Source data
==================================================

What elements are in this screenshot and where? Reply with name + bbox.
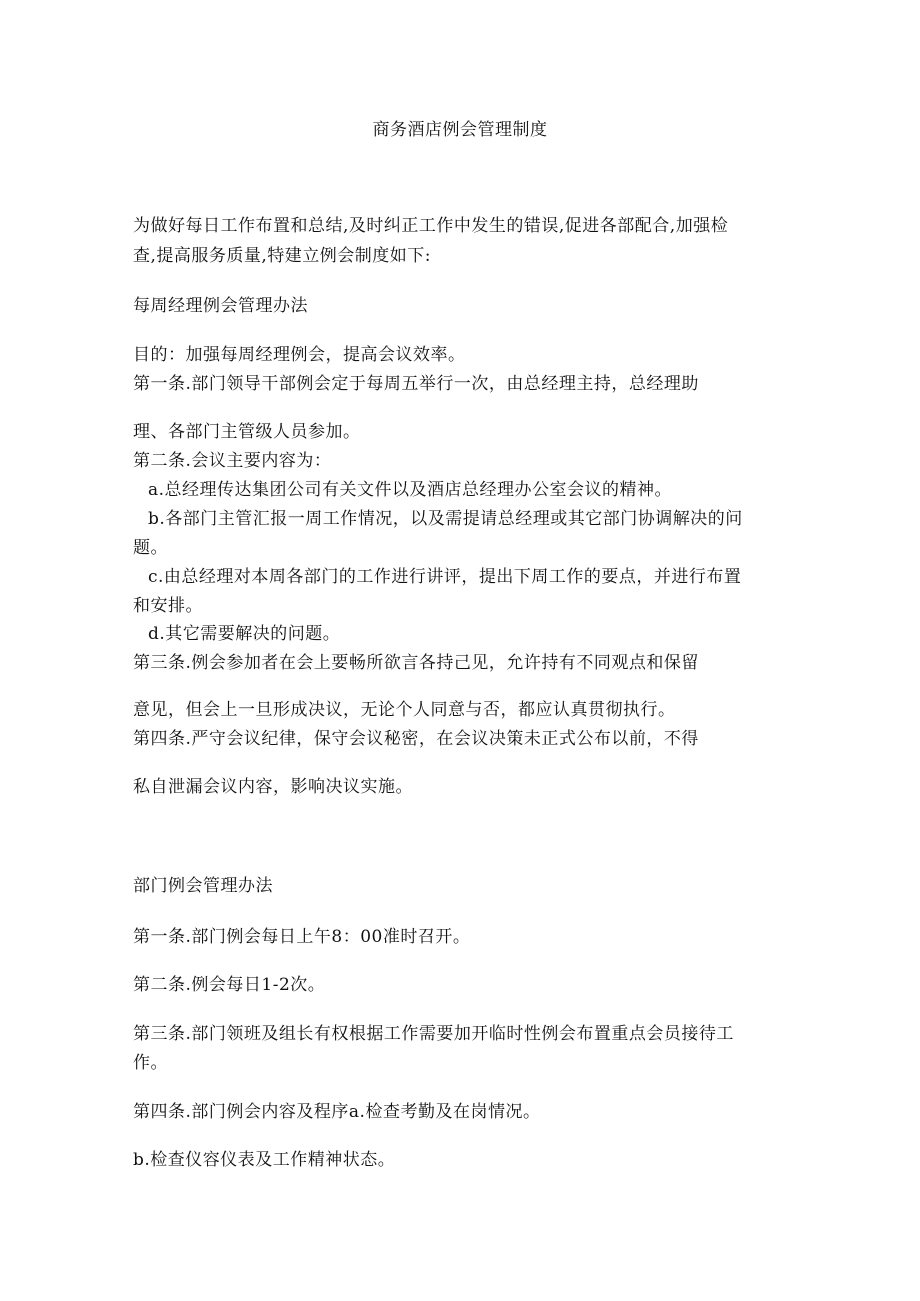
weekly-item-c-line-1: c.由总经理对本周各部门的工作进行讲评，提出下周工作的要点，并进行布置 [148, 567, 742, 587]
weekly-item-b-line-1: b.各部门主管汇报一周工作情况，以及需提请总经理或其它部门协调解决的问 [148, 509, 743, 529]
weekly-article-3-line-1: 第三条.例会参加者在会上要畅所欲言各持己见，允许持有不同观点和保留 [133, 653, 699, 673]
department-section-heading: 部门例会管理办法 [133, 876, 273, 896]
weekly-item-d: d.其它需要解决的问题。 [148, 624, 341, 644]
weekly-article-1-line-1: 第一条.部门领导干部例会定于每周五举行一次，由总经理主持，总经理助 [133, 374, 699, 394]
department-article-3-line-1: 第三条.部门领班及组长有权根据工作需要加开临时性例会布置重点会员接待工 [133, 1024, 734, 1044]
weekly-item-c-line-2: 和安排。 [133, 596, 203, 616]
weekly-article-1-line-2: 理、各部门主管级人员参加。 [133, 422, 361, 442]
weekly-section-heading: 每周经理例会管理办法 [133, 296, 308, 316]
weekly-article-2: 第二条.会议主要内容为： [133, 451, 332, 471]
weekly-item-b-line-2: 题。 [133, 538, 168, 558]
intro-line-1: 为做好每日工作布置和总结,及时纠正工作中发生的错误,促进各部配合,加强检 [133, 216, 729, 236]
weekly-article-4-line-2: 私自泄漏会议内容，影响决议实施。 [133, 777, 413, 797]
department-article-2: 第二条.例会每日1-2次。 [133, 975, 326, 995]
weekly-purpose: 目的：加强每周经理例会，提高会议效率。 [133, 345, 466, 365]
department-article-4: 第四条.部门例会内容及程序a.检查考勤及在岗情况。 [133, 1102, 541, 1122]
weekly-article-3-line-2: 意见，但会上一旦形成决议，无论个人同意与否，都应认真贯彻执行。 [133, 700, 676, 720]
document-title: 商务酒店例会管理制度 [372, 120, 548, 140]
weekly-article-4-line-1: 第四条.严守会议纪律，保守会议秘密，在会议决策未正式公布以前，不得 [133, 729, 699, 749]
department-article-3-line-2: 作。 [133, 1053, 168, 1073]
weekly-item-a: a.总经理传达集团公司有关文件以及酒店总经理办公室会议的精神。 [148, 480, 673, 500]
intro-line-2: 查,提高服务质量,特建立例会制度如下: [133, 246, 432, 266]
department-article-1: 第一条.部门例会每日上午8：00准时召开。 [133, 927, 471, 947]
department-item-b: b.检查仪容仪表及工作精神状态。 [133, 1150, 396, 1170]
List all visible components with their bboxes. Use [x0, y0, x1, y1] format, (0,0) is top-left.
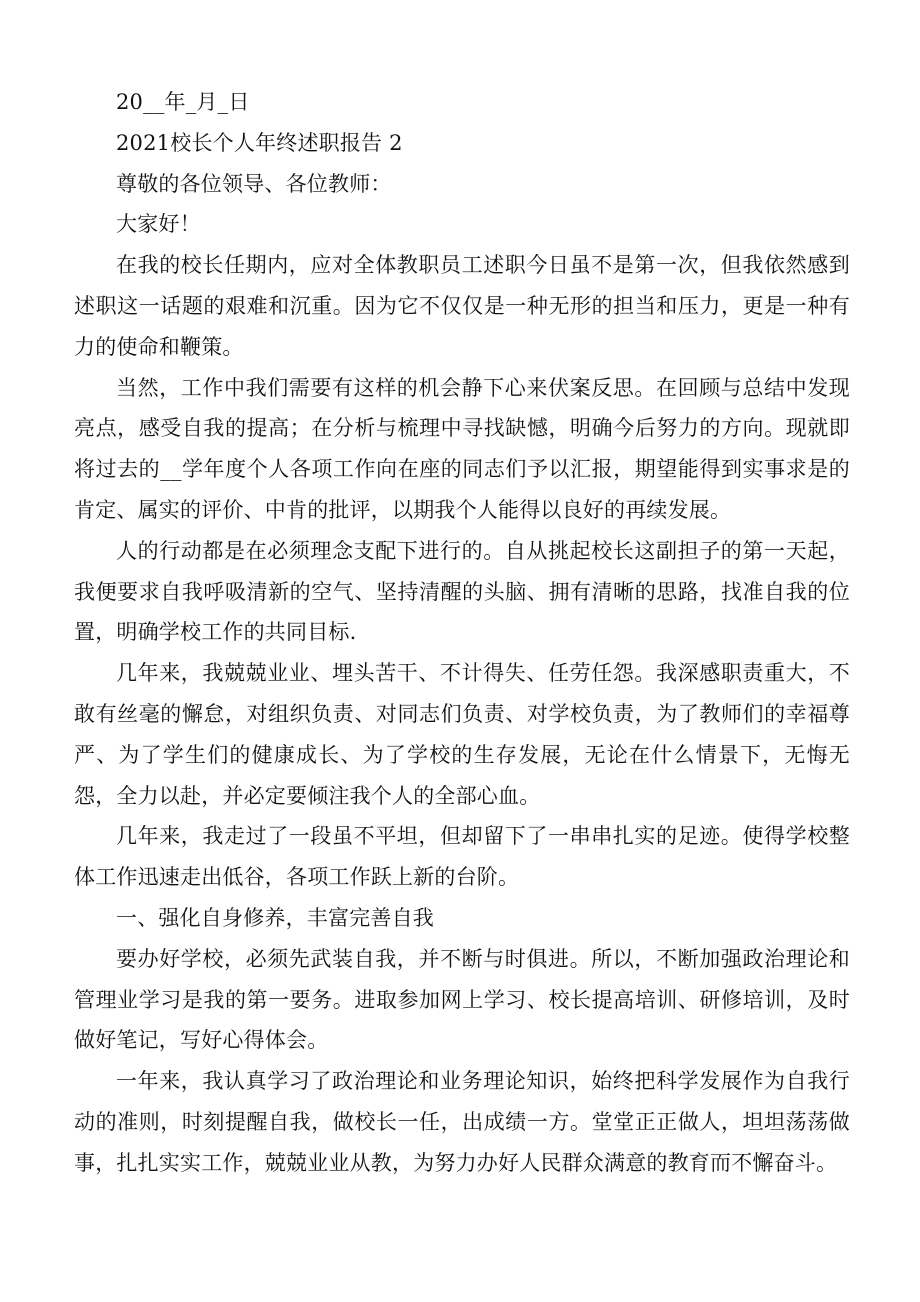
- paragraph-3: 人的行动都是在必须理念支配下进行的。自从挑起校长这副担子的第一天起，我便要求自我呼吸清新的空气、坚持清醒的头脑、拥有清晰的思路，找准自我的位置，明确学校工作的共同目标.: [74, 538, 850, 645]
- paragraph-1: 在我的校长任期内，应对全体教职员工述职今日虽不是第一次，但我依然感到述职这一话题的艰难和沉重。因为它不仅仅是一种无形的担当和压力，更是一种有力的使命和鞭策。: [74, 253, 850, 359]
- document-title: 2021校长个人年终述职报告 2: [116, 130, 403, 155]
- paragraph-2: 当然，工作中我们需要有这样的机会静下心来伏案反思。在回顾与总结中发现亮点，感受自我的提高；在分析与梳理中寻找缺憾，明确今后努力的方向。现就即将过去的__学年度个人各项工作向在座的同志们予以汇报，期望能得到实事求是的肯定、属实的评价、中肯的批评，以期我个人能得以良好的再续发展。: [74, 375, 850, 522]
- salutation: 尊敬的各位领导、各位教师：: [116, 171, 392, 196]
- section-heading: 一、强化自身修养，丰富完善自我: [116, 905, 434, 930]
- date-line: 20__年_月_日: [116, 90, 250, 114]
- section-paragraph-2: 一年来，我认真学习了政治理论和业务理论知识，始终把科学发展作为自我行动的准则，时刻提醒自我，做校长一任，出成绩一方。堂堂正正做人，坦坦荡荡做事，扎扎实实工作，兢兢业业从教，为努力办好人民群众满意的教育而不懈奋斗。: [74, 1069, 850, 1175]
- greeting: 大家好！: [116, 212, 201, 237]
- section-paragraph-1: 要办好学校，必须先武装自我，并不断与时俱进。所以，不断加强政治理论和管理业学习是我的第一要务。进取参加网上学习、校长提高培训、研修培训，及时做好笔记，写好心得体会。: [74, 946, 850, 1053]
- paragraph-4: 几年来，我兢兢业业、埋头苦干、不计得失、任劳任怨。我深感职责重大，不敢有丝毫的懈怠，对组织负责、对同志们负责、对学校负责，为了教师们的幸福尊严、为了学生们的健康成长、为了学校的生存发展，无论在什么情景下，无悔无怨，全力以赴，并必定要倾注我个人的全部心血。: [74, 661, 850, 808]
- paragraph-5: 几年来，我走过了一段虽不平坦，但却留下了一串串扎实的足迹。使得学校整体工作迅速走出低谷，各项工作跃上新的台阶。: [74, 824, 850, 890]
- document-body: [74, 82, 850, 1184]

==================================================

Quote the source lines, starting with the line that contains "538, 850, 645]" and continuing through the line that contains "- document-title: 2021校长个人年终述职报告", including both of those lines.

- paragraph-3: 人的行动都是在必须理念支配下进行的。自从挑起校长这副担子的第一天起，我便要求自我呼吸清新的空气、坚持清醒的头脑、拥有清晰的思路，找准自我的位置，明确学校工作的共同目标.: [74, 538, 850, 645]
- paragraph-1: 在我的校长任期内，应对全体教职员工述职今日虽不是第一次，但我依然感到述职这一话题的艰难和沉重。因为它不仅仅是一种无形的担当和压力，更是一种有力的使命和鞭策。: [74, 253, 850, 359]
- document-title: 2021校长个人年终述职报告 2: [116, 130, 403, 155]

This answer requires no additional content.